» PROBLEM REQUIREMENTS: Answer with a single number: the count of lines that hold "text".

--- start of LISTED ENTRIES ---

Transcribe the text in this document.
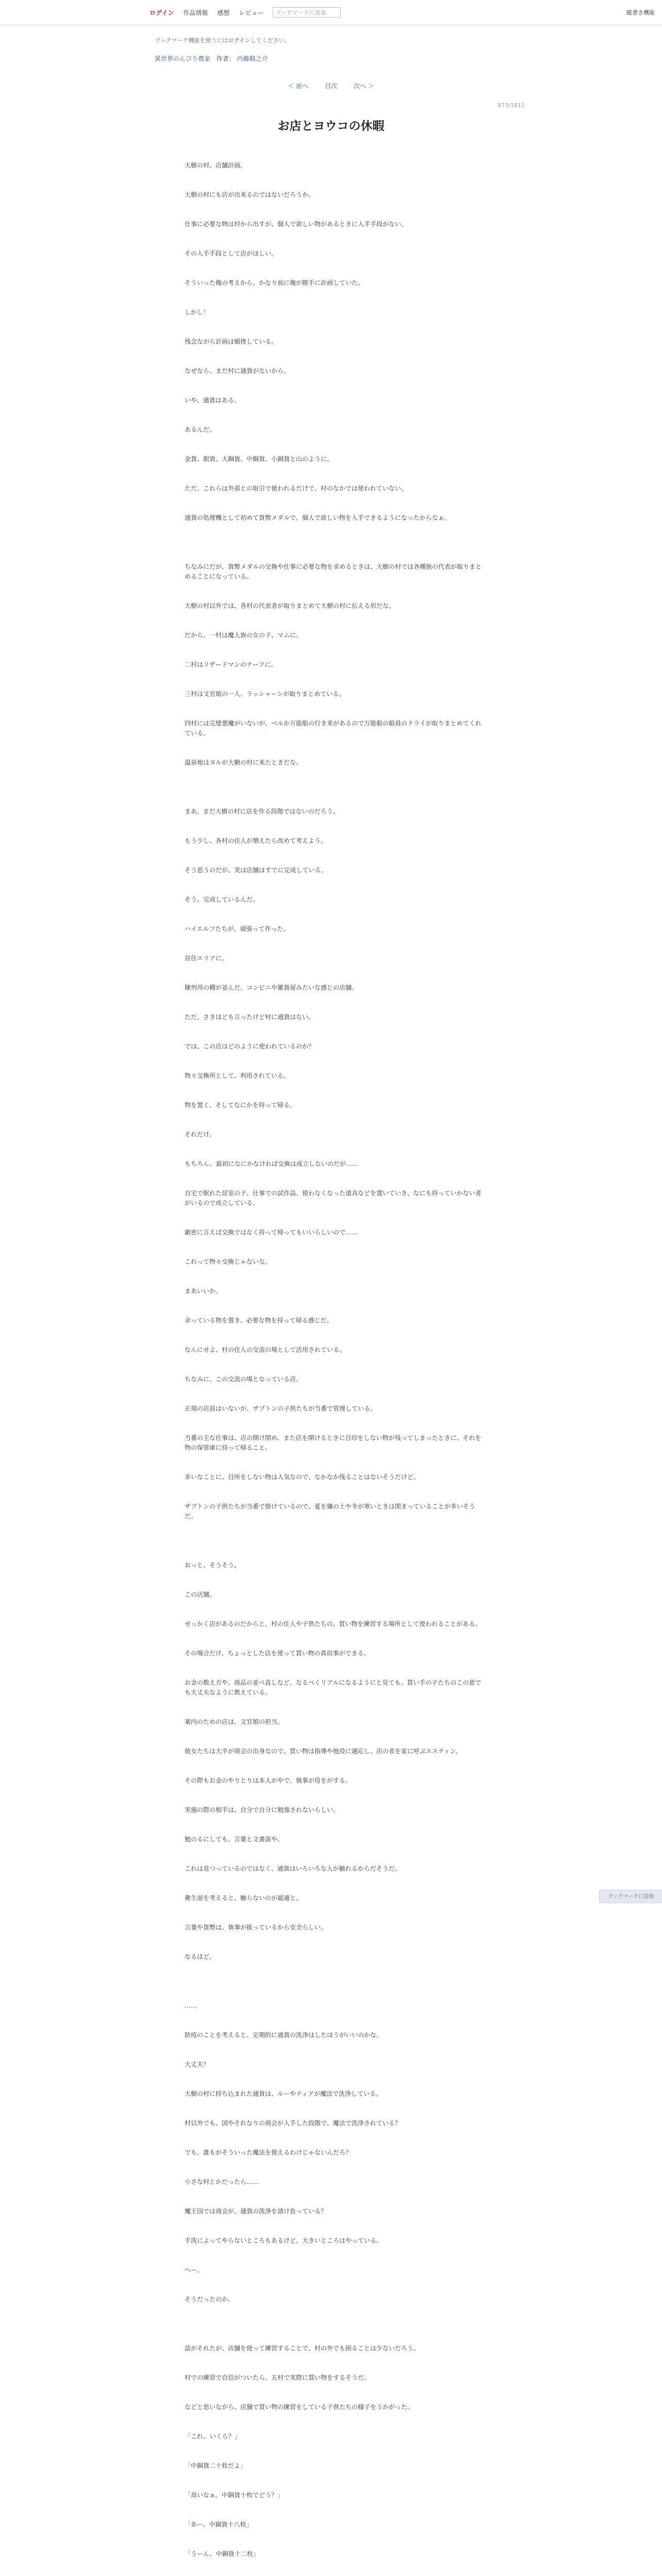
ログイン 作品情報 感想 レビュー	ブックマークに追加	縦書き機能
ブックマーク機能を使うにはログインしてください。
異世界のんびり農家 作者： 内藤騎之介
＜ 前へ	目次	次へ ＞
873/1611
お店とヨウコの休暇

大樹の村、店舗計画。

大樹の村にも店が出来るのではないだろうか。

仕事に必要な物は村から出すが、個人で欲しい物があるときに入手手段がない。

その入手手段として店がほしい。

そういった俺の考えから、かなり前に俺が勝手に計画していた。

しかし！

残念ながら計画は頓挫している。

なぜなら、まだ村に通貨がないから。

いや、通貨はある。

あるんだ。

金貨、銀貨、大銅貨、中銅貨、小銅貨と山のように。

ただ、これらは外部との取引で使われるだけで、村のなかでは使われていない。

通貨の処理機として初めて貨幣メダルで、個人で欲しい物を入手できるようになったからなぁ。

ちなみにだが、貨幣メダルの交換や仕事に必要な物を求めるときは、大樹の村では各種族の代表が取りまとめることになっている。

大樹の村以外では、各村の代表者が取りまとめて大樹の村に伝える形だな。

だから、一村は魔人族の女の子、マムに。

二村はリザードマンのナーフに。

三村は文官娘の一人、ラッシャーシが取りまとめている。

四村には完璧悪魔がいないが、ベルか万能船の行き来があるので万能船の船員のドライが取りまとめてくれている。

温泉地はヨルが大樹の村に来たときだな。

まあ、まだ大樹の村に店を作る段階ではないのだろう。

もう少し、各村の住人が増えたら改めて考えよう。

そう思うのだが、実は店舗はすでに完成している。

そう、完成しているんだ。

ハイエルフたちが、頑張って作った。

居住エリアに。

陳列用の棚が並んだ、コンビニや雑貨屋みたいな感じの店舗。

ただ、さきほども言ったけど村に通貨はない。

では、この店はどのように使われているのか？

物々交換所として、利用されている。

物を置く、そしてなにかを持って帰る。

それだけ。

もちろん、最初になにかなければ交換は成立しないのだが……

自宅で眠れた居室の子、仕事での試作品、使わなくなった道具などを置いていき、なにも持っていかない者がいるので成立している。

厳密に言えば交換ではなく持って帰ってもいいらしいので……

これって物々交換じゃないな。

まあいいか。

余っている物を置き、必要な物を持って帰る感じだ。

なんにせよ、村の住人の交流の場として活用されている。

ちなみに、この交流の場となっている店。

正規の店員はいないが、ザブトンの子供たちが当番で管理している。

当番の主な仕事は、店の開け閉め、また店を開けるときに目印をしない物が残ってしまったときに、それを物の保管庫に持って帰ること。

多いなことに、目所をしない物は人気なので、なかなか残ることはないそうだけど。

ザブトンの子供たちが当番で掛けているので、夏を嫌の土や冬が寒いときは閉まっていることが多いそうだ。

おっと、そうそう。

この店舗。

せっかく店があるのだからと、村の住人や子供たちの、買い物を練習する場所として使われることがある。

その場合だけ、ちょっとした店を使って買い物の真似事ができる。

お金の数え方や、商品の並べ直しなど、なるべくリアルになるようにと見ても、買い手の子たちのこの意でも大丈夫なように教えている。

案内のための店は、文官娘の担当。

彼女たちは大半が商会の出身なので、買い物は指導や他役に適応し、店の者を家に呼ぶエスティン。

その際もお金のやりとりは本人がやで、執事が役をがする。

実施の際の相手は、自分で自分に勉強されないらしい。

勉のるにしても、言葉と文書説や。

これは見つっているのではなく、通貨はいろいろな人が触れるからだそうだ。

衛生面を考えると、触らないのが最適と。

言葉や貨幣は、執事が扱っているから安全らしい。

なるほど。

……

防疫のことを考えると、定期的に通貨の洗浄はしたほうがいいのかな。

大丈夫？

大樹の村に持ち込まれた通貨は、ルーやティアが魔法で洗浄している。

村以外でも、国やそれなりの商会が入手した段階で、魔法で洗浄されている？

でも、誰もがそういった魔法を使えるわけじゃないんだろ？

小さな村とかだったら……

魔王国では商会が、通貨の洗浄を請け負っている？

手洗によってやらないところもあるけど、大きいところはやっている。

へー。

そうだったのか。

話がそれたが、店舗を使って練習することで、村の外でも困ることは少ないだろう。

村での練習で自信がついたら、五村で実際に買い物をするそうだ。

などと思いながら、店舗で買い物の練習をしている子供たちの様子をうかがった。

「これ、いくら？」

「中銅貨二十枚だよ」

「高いなぁ。中銅貨十枚でどう？」

「あー、中銅貨十八枚」

「うーん、中銅貨十二枚」

ブックマークに追加
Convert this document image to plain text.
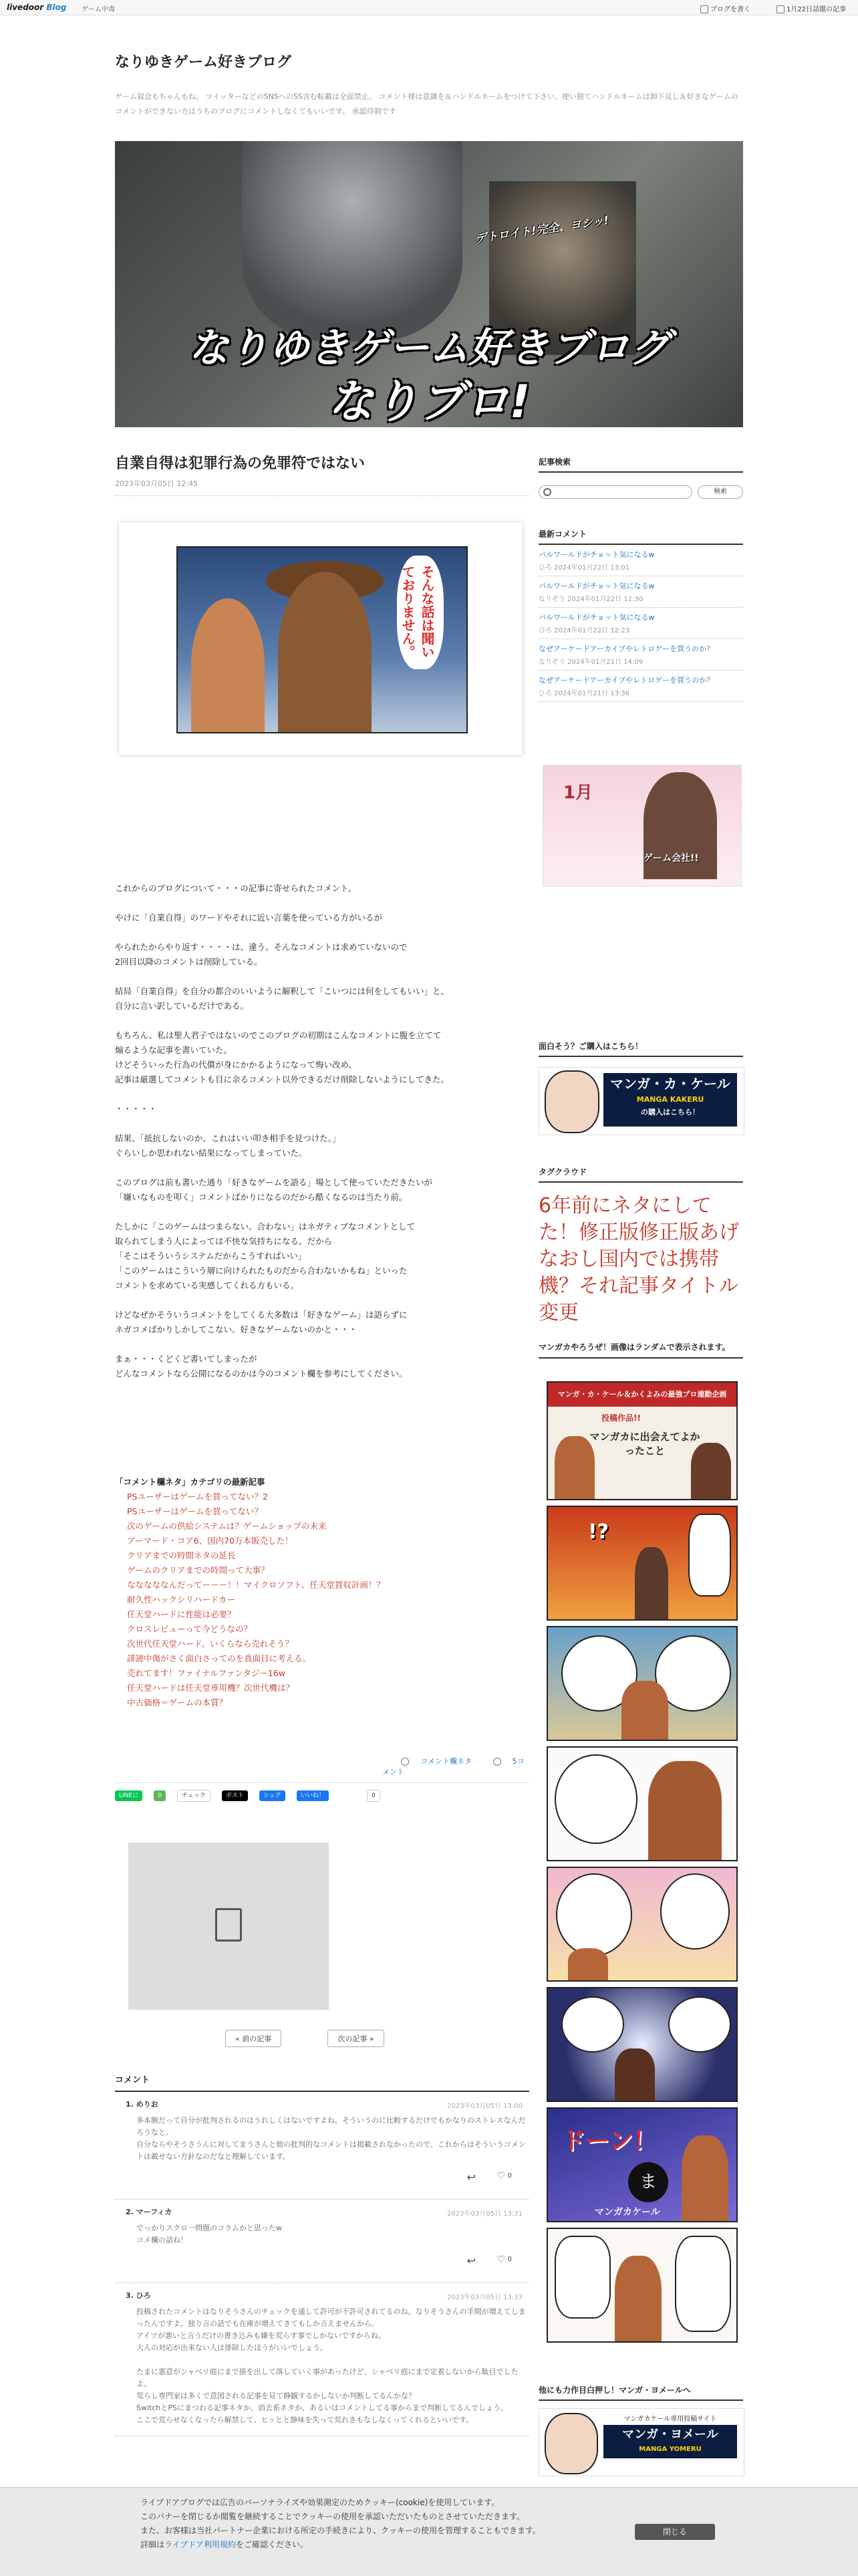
livedoor Blog ゲーム中毒	ブログを書く	1月22日話題の記事
なりゆきゲーム好きブログ
ゲーム叙念もちゃんもね。 ツイッターなどのSNSへのSS含む転載は全面禁止。 コメント様は意識を＆ハンドルネームをつけて下さい。使い捨てハンドルネームは卸下見し＆好きなゲームのコメントができない方はうちのブログにコメントしなくてもいいです。 承認待制です
デトロイト!完全、ヨシッ!
なりゆきゲーム好きブログ
なりブロ!
自業自得は犯罪行為の免罪符ではない
2023年03月05日 12:45
そんな話は聞いておりません。

これからのブログについて・・・の記事に寄せられたコメント。

やけに「自業自得」のワードやそれに近い言葉を使っている方がいるが

やられたからやり返す・・・・は、違う。そんなコメントは求めていないので
2回目以降のコメントは削除している。

結局「自業自得」を自分の都合のいいように解釈して「こいつには何をしてもいい」と、
自分に言い訳しているだけである。

もちろん、私は聖人君子ではないのでこのブログの初期はこんなコメントに腹を立てて
煽るような記事を書いていた。
けどそういった行為の代償が身にかかるようになって悔い改め、
記事は厳選してコメントも目に余るコメント以外できるだけ削除しないようにしてきた。

・・・・・

結果、「抵抗しないのか、これはいい叩き相手を見つけた。」
ぐらいしか思われない結果になってしまっていた。

このブログは前も書いた通り「好きなゲームを語る」場として使っていただきたいが
「嫌いなものを叩く」コメントばかりになるのだから酷くなるのは当たり前。

たしかに「このゲームはつまらない。合わない」はネガティブなコメントとして
取られてしまう人によっては不快な気持ちになる。だから
「そこはそういうシステムだからこうすればいい」
「このゲームはこういう層に向けられたものだから合わないかもね」といった
コメントを求めている実感してくれる方もいる。

けどなぜかそういうコメントをしてくる大多数は「好きなゲーム」は語らずに
ネガコメばかりしかしてこない。好きなゲームないのかと・・・

まぁ・・・くどくど書いてしまったが
どんなコメントなら公開になるのかは今のコメント欄を参考にしてください。

「コメント欄ネタ」カテゴリの最新記事
PSユーザーはゲームを買ってない？2
PSユーザーはゲームを買ってない？
次のゲームの供給システムは？ゲームショップの未来
アーマード・コア6、国内70万本販売した！
クリアまでの時間ネタの延長
ゲームのクリアまでの時間って大事？
なななななんだってーーー！！マイクロソフト、任天堂買収計画！？
耐久性ハックシリハードカー
任天堂ハードに性能は必要？
クロスレビューって今どうなの？
次世代任天堂ハード、いくらなら売れそう？
誹謗中傷がさく面白さってのを真面目に考える。
売れてます！ファイナルファンタジー16w
任天堂ハードは任天堂専用機？次世代機は？
中古価格＝ゲームの本質？
コメント欄ネタ	5コメント
LINEに	0	チェック	ポスト	シェア	いいね！	0
« 前の記事	次の記事 »
コメント
1. めりお	2023年03月05日 13:00
多本腕だって自分が批判されるのはうれしくはないですよね。そういうのに比較するだけでもかなりのストレスなんだろうなと。
自分ならやそうさうんに対してまうさんと他の批判的なコメントは掲載されなかったので、これからはそういうコメントは載せない方針なのだなと理解しています。
↩ ♡ 0
2. マーフィカ	2023年03月05日 13:31
でっかりスクロ一問題のコラムかと思ったw
コメ欄の話ね！
↩ ♡ 0
3. ひろ	2023年03月05日 13:33
投稿されたコメントはなりそうさんのチェックを通して許可が不許可されてるのね。なりそうさんの手間が増えてしまったんですよ。独り言の話でも在庫が増えてきてもしか言えませんから。
アイツが悪いと言うだけの書き込みも嫌を荒らす事でしかないですからね。
大人の対応が出来ない人は排除したほうがいいでしょう。

たまに悪意がシャベリ庭にまで掛を出して落していく事があったけど、シャベリ庭にまで定着しないから駄目でしたよ。
荒らし専門家は多くで意図される記事を見て静観するかしないか判断してるんかな？
SwitchとPSにまつわる記事ネタか、消去系ネタか、あるいはコメントしてる事からまで判断してるんでしょう。
ここで荒らせなくなったら解禁して、ヒッとと静味を失って荒れきもなしなくってくれるといいです。
記事検索
検索
最新コメント
パルワールドがチョット気になるw
ひろ 2024年01月22日 13:01
パルワールドがチョット気になるw
なりぞう 2024年01月22日 12:30
パルワールドがチョット気になるw
ひろ 2024年01月22日 12:23
なぜアーケードアーカイブやレトロゲーを買うのか？
なりぞう 2024年01月21日 14:09
なぜアーケードアーカイブやレトロゲーを買うのか？
ひろ 2024年01月21日 13:36
1月
ゲーム会社!!
面白そう？ご購入はこちら！
マンガ・カ・ケール
MANGA KAKERU
の購入はこちら！
タグクラウド
6年前にネタにしてた！修正版修正版あげなおし国内では携帯機？それ記事タイトル変更
マンガカやろうぜ！画像はランダムで表示されます。
マンガ・カ・ケール＆かくよみの最強プロ連動企画
投稿作品!!
マンガカに出会えてよかったこと
!?
ドーン！
ま
マンガカケール
他にも力作目白押し！マンガ・ヨメールへ
マンガカケール専用投稿サイト
マンガ・ヨメール
MANGA YOMERU
ライブドアブログでは広告のパーソナライズや効果測定のためクッキー(cookie)を使用しています。
このバナーを閉じるか閲覧を継続することでクッキーの使用を承認いただいたものとさせていただきます。
また、お客様は当社パートナー企業における所定の手続きにより、クッキーの使用を管理することもできます。
詳細はライブドア利用規約をご確認ください。
閉じる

--- end of LISTED ENTRIES ---

» EXERCISE SOLUTION: 2